# Enunciado 1
Devolva, sem nenhuma alteração, cada linha dos registros em que aparece a palavra "title".

# Texto extraído
Nasser Rabah : O ato de escrever, para o escritor, é uma aflição crônica, um anseio interminável, um tormento perpétuo. É a pedra de Sísifo. Escrevo para validar minha própria existência e para me expressar. Mas escrever, ao mesmo tempo, é uma espécie de nascimento. Minha esposa me disse certa vez que percebe como, no auge da escrita, entro em um estado psicológico nervoso semelhante à dor do parto.
Em tempos de guerra, o que escrevo não é poesia — em vez disso, descrevo simplesmente o que vejo e sinto, sem necessidade de grandes intervenções literárias. O que aconteceu até agora desafia a imaginação e transcende a metáfora; é, em si mesmo, poesia que dói. Em tempos de guerra, portanto, escrevo para preservar minha sanidade. Escrever representa um ato de resistência: luta contra tudo o que é vil e odioso, contra a morte e a aniquilação. Se escrever é viver, e a própria vida se transformou em guerra, o que mais nos resta escrever?
AT : Fiquei comovido com o que você disse sobre a escrita como uma forma de nascimento, uma maneira de dar vida a outro. Paul Celan escreve, em "O Meridiano", que "o poema é solitário. O poema pretende outro, precisa desse outro, precisa de um oposto. Ele caminha em direção a ele, o expressa. Para o poema, tudo e todos são figuras desse outro para o qual ele se dirige."
Quem é esse outro em sua poesia? Em “O Jardim da Loucura”, você escreve sobre como “o caminho que você percorre em minha direção” está “confuso” por “soldados, mortos e portadores de falsas bandeiras”. Que tipo de destinatário você imagina ao escrever? Se a guerra e a ideologia são obstáculos, como você espera que seu leitor os atravesse em sua direção?

# Enunciado 2
Reproduza, sem mudar nada, o trecho da entrevista acima que começa com as palavras "Em tempos de guerra, o" e termina com "nos resta escrever?".

# Dados fornecidos

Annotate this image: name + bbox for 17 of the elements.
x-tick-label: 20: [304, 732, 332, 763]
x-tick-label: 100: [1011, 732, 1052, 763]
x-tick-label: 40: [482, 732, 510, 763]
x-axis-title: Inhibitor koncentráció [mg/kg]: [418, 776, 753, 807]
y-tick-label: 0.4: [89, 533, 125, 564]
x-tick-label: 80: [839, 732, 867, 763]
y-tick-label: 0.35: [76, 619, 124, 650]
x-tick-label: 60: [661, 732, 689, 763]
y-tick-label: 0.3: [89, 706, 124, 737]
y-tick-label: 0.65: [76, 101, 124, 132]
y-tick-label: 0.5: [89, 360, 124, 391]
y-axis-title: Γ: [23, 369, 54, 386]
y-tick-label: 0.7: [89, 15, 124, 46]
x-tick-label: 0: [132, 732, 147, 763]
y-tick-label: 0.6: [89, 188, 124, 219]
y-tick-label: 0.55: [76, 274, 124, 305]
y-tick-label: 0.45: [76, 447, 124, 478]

# Resposta completa 1
x-axis-title: Inhibitor koncentráció [mg/kg]: [418, 776, 753, 807]
y-axis-title: Γ: [23, 369, 54, 386]

# Resposta completa 2
Em tempos de guerra, o que escrevo não é poesia — em vez disso, descrevo simplesmente o que vejo e sinto, sem necessidade de grandes intervenções literárias. O que aconteceu até agora desafia a imaginação e transcende a metáfora; é, em si mesmo, poesia que dói. Em tempos de guerra, portanto, escrevo para preservar minha sanidade. Escrever representa um ato de resistência: luta contra tudo o que é vil e odioso, contra a morte e a aniquilação. Se escrever é viver, e a própria vida se transformou em guerra, o que mais nos resta escrever?